> _STATED EXERCISE_:
Carry none of the pictures over; set down the material below exactly.

^^^^^^^^^^^^^^^^

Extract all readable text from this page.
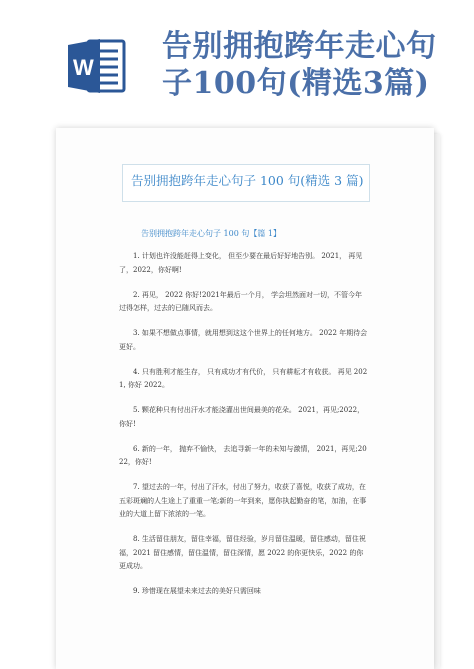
W
告别拥抱跨年走心句子100句(精选3篇)
告别拥抱跨年走心句子 100 句(精选 3 篇)
告别拥抱跨年走心句子 100 句【篇 1】

1. 计划也许没能赶得上变化， 但至少要在最后好好地告别。 2021， 再见了，2022，你好啊!

2. 再见， 2022 你好!2021年最后一个月， 学会坦然面对一切，不管今年过得怎样，过去的已随风而去。

3. 如果不想做点事情，就用想到这这个世界上的任何地方。 2022 年期待会更好。

4. 只有胜利才能生存， 只有成功才有代价， 只有耕耘才有收获。 再见 2021, 你好 2022。

5. 颗花种只有付出汗水才能浇灌出世间最美的花朵。 2021，再见;2022，你好!

6. 新的一年， 抛弃不愉快， 去追寻新一年的未知与激情， 2021，再见;2022，你好!

7. 望过去的一年，付出了汗水，付出了努力，收获了喜悦，收获了成功，在五彩斑斓的人生途上了重重一笔;新的一年到来，愿你执起勤奋的笔，加油，在事业的大道上留下浓浓的一笔。

8. 生活留住朋友，留住幸福，留住经验，岁月留住温暖，留住感动，留住祝福，2021 留住感情，留住温情，留住深情，愿 2022 的你更快乐，2022 的你更成功。

9. 珍惜现在展望未来过去的美好只需回味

^^^^^^^^^^^^^^^^

> _TASK RESULT_:
Extract all readable text from this page.
W
告别拥抱跨年走心句子100句(精选3篇)
告别拥抱跨年走心句子 100 句(精选 3 篇)
告别拥抱跨年走心句子 100 句【篇 1】

1. 计划也许没能赶得上变化， 但至少要在最后好好地告别。 2021， 再见了，2022，你好啊!

2. 再见， 2022 你好!2021年最后一个月， 学会坦然面对一切，不管今年过得怎样，过去的已随风而去。

3. 如果不想做点事情，就用想到这这个世界上的任何地方。 2022 年期待会更好。

4. 只有胜利才能生存， 只有成功才有代价， 只有耕耘才有收获。 再见 2021, 你好 2022。

5. 颗花种只有付出汗水才能浇灌出世间最美的花朵。 2021，再见;2022，你好!

6. 新的一年， 抛弃不愉快， 去追寻新一年的未知与激情， 2021，再见;2022，你好!

7. 望过去的一年，付出了汗水，付出了努力，收获了喜悦，收获了成功，在五彩斑斓的人生途上了重重一笔;新的一年到来，愿你执起勤奋的笔，加油，在事业的大道上留下浓浓的一笔。

8. 生活留住朋友，留住幸福，留住经验，岁月留住温暖，留住感动，留住祝福，2021 留住感情，留住温情，留住深情，愿 2022 的你更快乐，2022 的你更成功。

9. 珍惜现在展望未来过去的美好只需回味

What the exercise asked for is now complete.